#### PROBLEM DETAILS:
Return all lines with the word "JSON" in them.

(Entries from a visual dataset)
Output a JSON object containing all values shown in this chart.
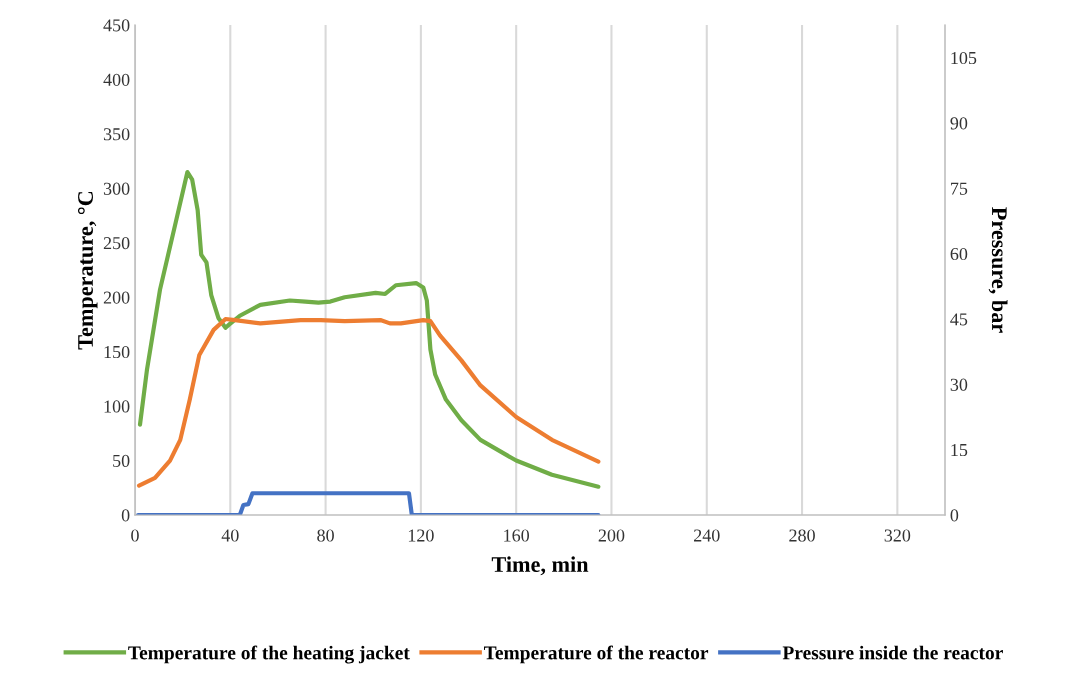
{
  "chart_data": {
    "type": "line",
    "xlabel": "Time, min",
    "ylabel": "Temperature, °C",
    "y2label": "Pressure, bar",
    "xlim": [
      0,
      340
    ],
    "xticks": [
      0,
      40,
      80,
      120,
      160,
      200,
      240,
      280,
      320
    ],
    "ylim": [
      0,
      450
    ],
    "yticks": [
      0,
      50,
      100,
      150,
      200,
      250,
      300,
      350,
      400,
      450
    ],
    "y2lim": [
      0,
      112.5
    ],
    "y2ticks": [
      0,
      15,
      30,
      45,
      60,
      75,
      90,
      105
    ],
    "grid": "x",
    "legend": "bottom",
    "marker": "none",
    "line_style": "solid",
    "series": [
      {
        "name": "Temperature of the heating jacket",
        "color": "#70ad47",
        "x": [
          2.1,
          5,
          10.5,
          16.8,
          22,
          24,
          26.3,
          27.8,
          30,
          32,
          35,
          38,
          39.6,
          44,
          52.6,
          65,
          71.5,
          77,
          82,
          88,
          101,
          105,
          109.5,
          118,
          121,
          122.5,
          124,
          126,
          130.5,
          137,
          145,
          160,
          175,
          194.5
        ],
        "values": [
          83,
          133,
          207,
          266,
          315,
          308,
          280,
          239,
          232,
          202,
          181,
          172,
          175,
          183,
          193,
          197,
          196,
          195,
          196,
          200,
          204,
          203,
          211,
          213,
          209,
          197,
          152,
          129,
          106,
          87,
          69,
          50,
          37,
          26
        ]
      },
      {
        "name": "Temperature of the reactor",
        "color": "#ed7d31",
        "x": [
          1.7,
          8.4,
          14.7,
          19,
          23,
          27,
          33,
          38,
          42,
          52.6,
          69.5,
          78,
          88,
          103,
          107,
          111.6,
          121,
          124,
          128,
          137,
          145,
          160,
          175,
          194.5
        ],
        "values": [
          27,
          34,
          50,
          69,
          106,
          147,
          170,
          180,
          179,
          176,
          179,
          179,
          178,
          179,
          176,
          176,
          179,
          178,
          165,
          142,
          119,
          90,
          69,
          49
        ]
      },
      {
        "name": "Pressure inside the reactor",
        "color": "#4472c4",
        "axis": "y2",
        "x": [
          1.3,
          44,
          45.5,
          47.6,
          49.3,
          50.5,
          113.7,
          115,
          116.2,
          194.5
        ],
        "values": [
          0,
          0,
          2.3,
          2.5,
          5,
          5,
          5,
          5,
          0,
          0
        ]
      }
    ]
  }
}
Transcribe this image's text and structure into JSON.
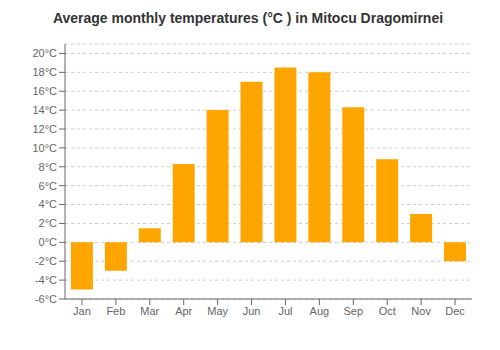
{
  "chart_data": {
    "type": "bar",
    "title": "Average monthly temperatures (°C ) in Mitocu Dragomirnei",
    "categories": [
      "Jan",
      "Feb",
      "Mar",
      "Apr",
      "May",
      "Jun",
      "Jul",
      "Aug",
      "Sep",
      "Oct",
      "Nov",
      "Dec"
    ],
    "values": [
      -5.0,
      -3.0,
      1.5,
      8.3,
      14.0,
      17.0,
      18.5,
      18.0,
      14.3,
      8.8,
      3.0,
      -2.0
    ],
    "color": "#FFA500",
    "ylim": [
      -6,
      21
    ],
    "yticks": [
      {
        "value": -6,
        "label": "-6°C"
      },
      {
        "value": -4,
        "label": "-4°C"
      },
      {
        "value": -2,
        "label": "-2°C"
      },
      {
        "value": 0,
        "label": "0°C"
      },
      {
        "value": 2,
        "label": "2°C"
      },
      {
        "value": 4,
        "label": "4°C"
      },
      {
        "value": 6,
        "label": "6°C"
      },
      {
        "value": 8,
        "label": "8°C"
      },
      {
        "value": 10,
        "label": "10°C"
      },
      {
        "value": 12,
        "label": "12°C"
      },
      {
        "value": 14,
        "label": "14°C"
      },
      {
        "value": 16,
        "label": "16°C"
      },
      {
        "value": 18,
        "label": "18°C"
      },
      {
        "value": 20,
        "label": "20°C"
      }
    ],
    "grid": true
  }
}
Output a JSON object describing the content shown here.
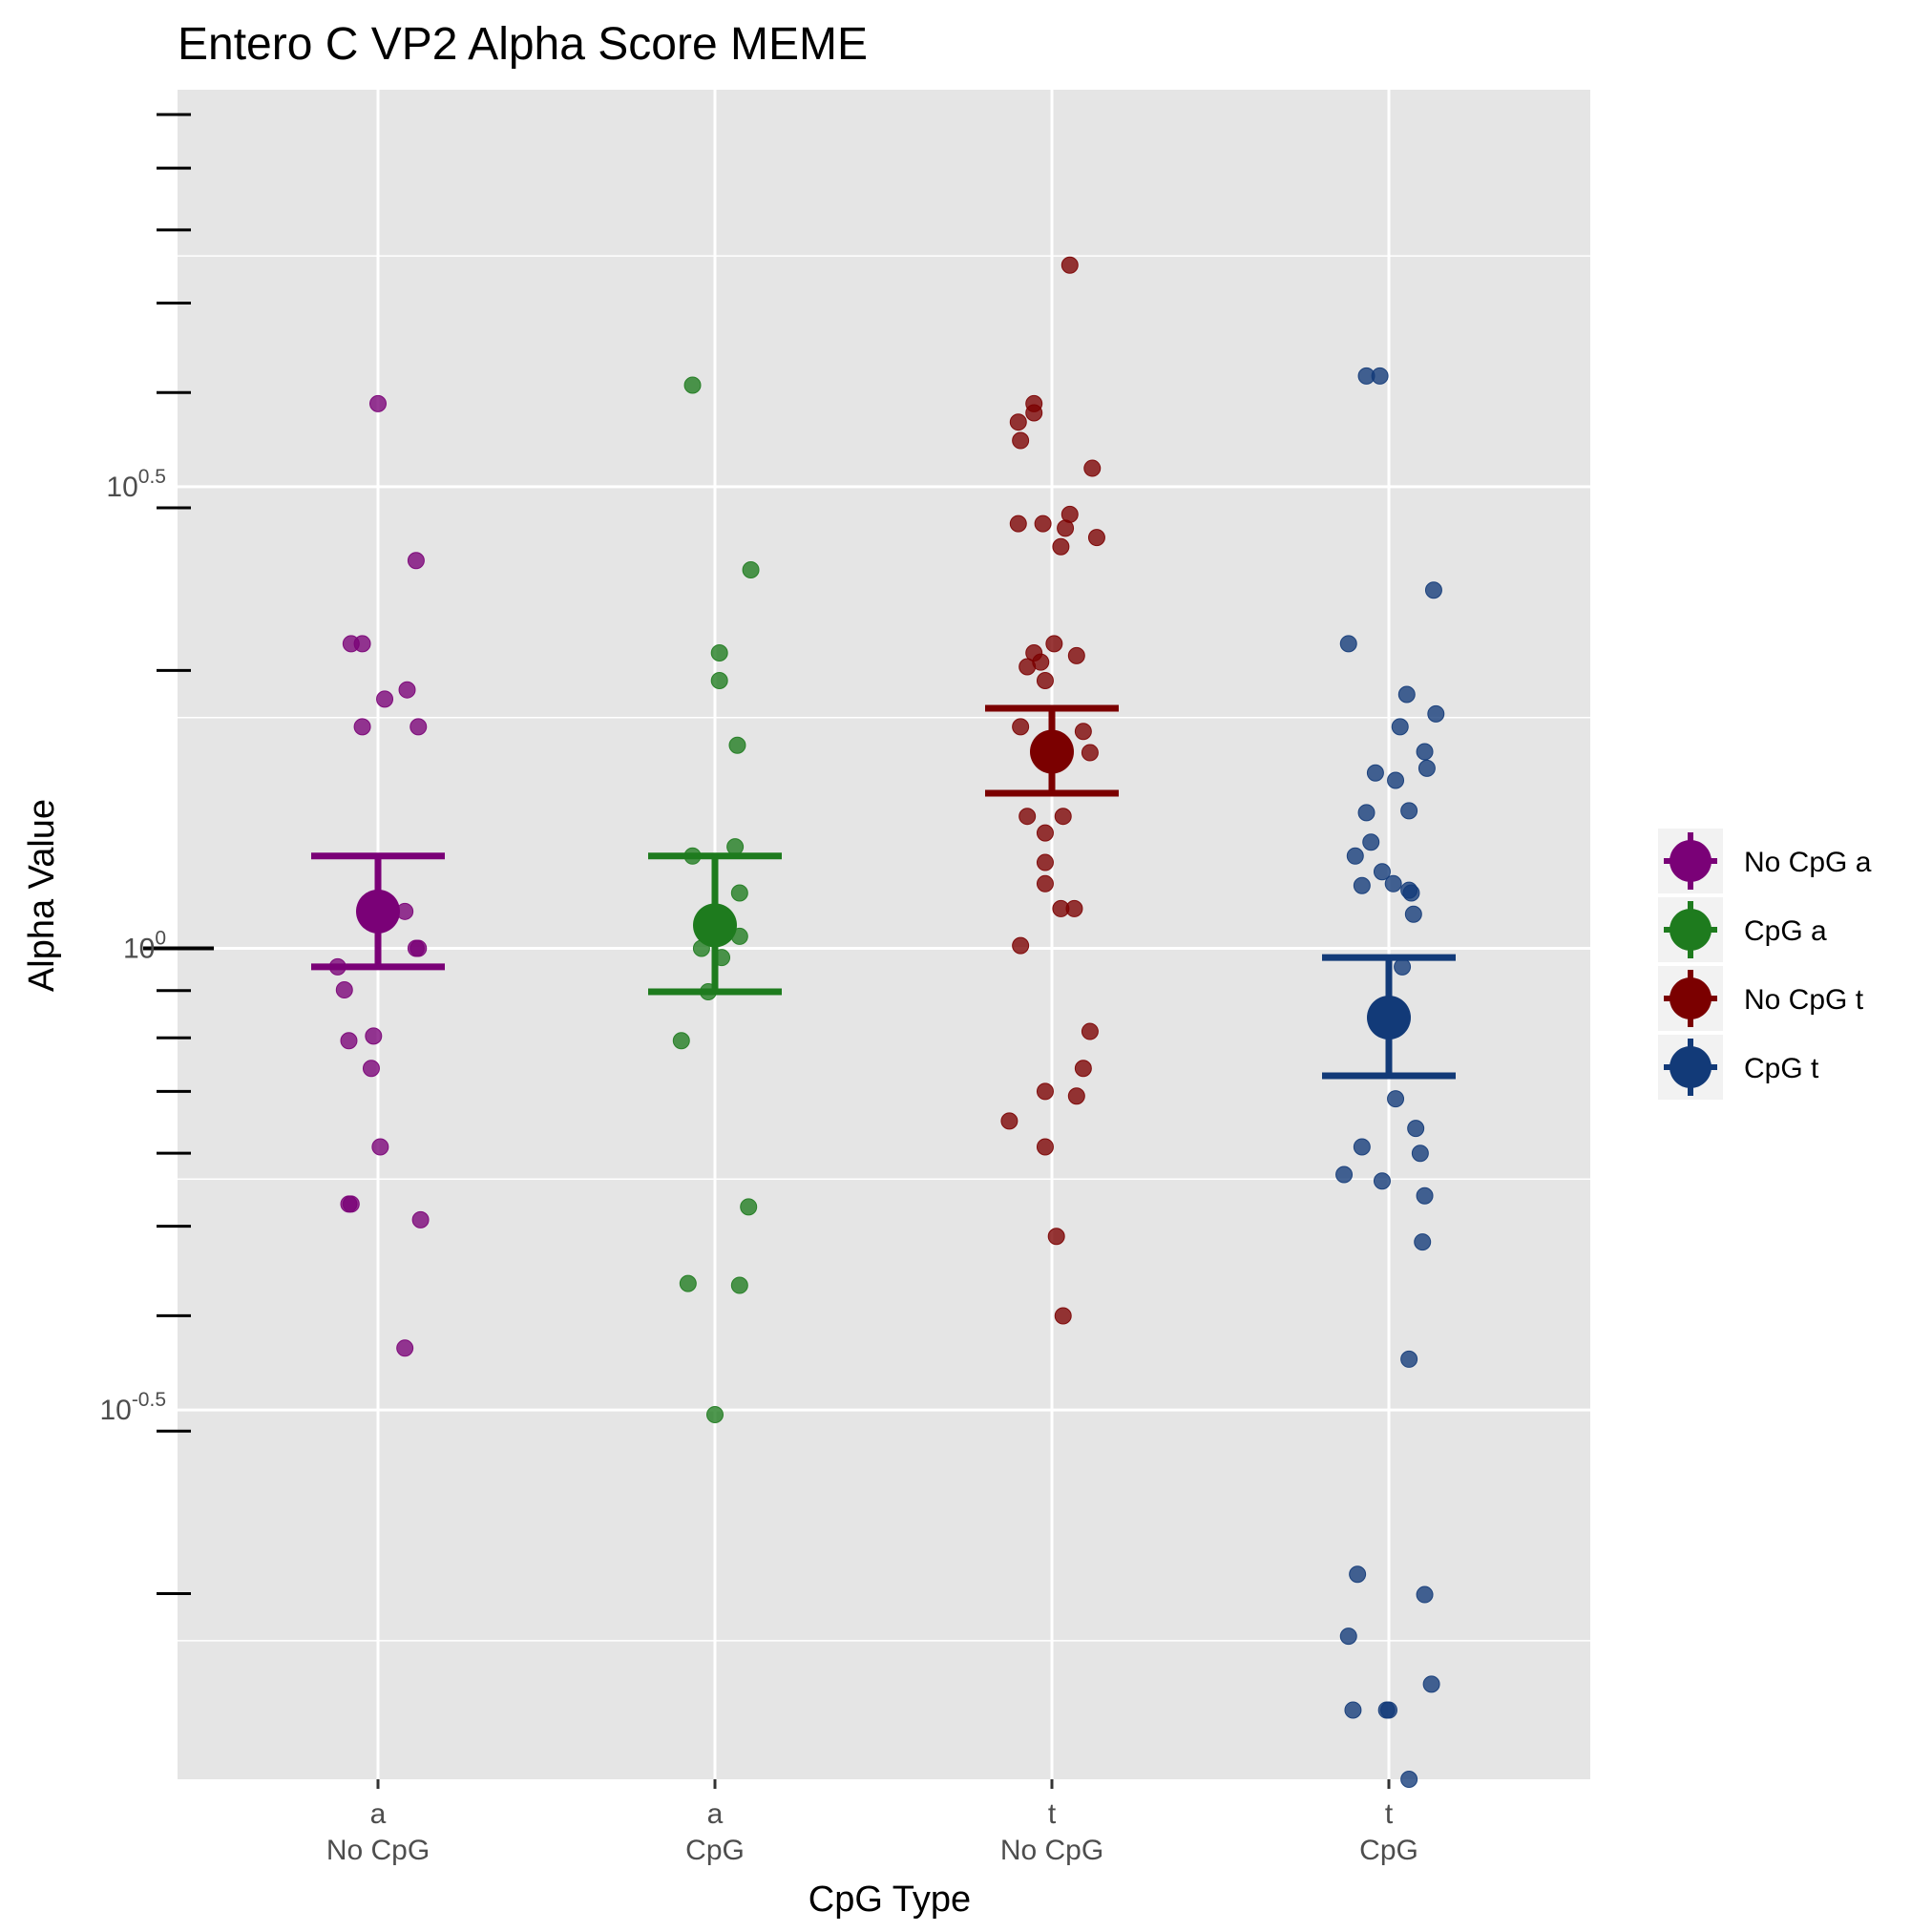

#### RESULT BELOW:
Output a JSON object containing all values shown in this chart.
Transcribe this image's text and structure into JSON.
Output a JSON object describing the content shown here.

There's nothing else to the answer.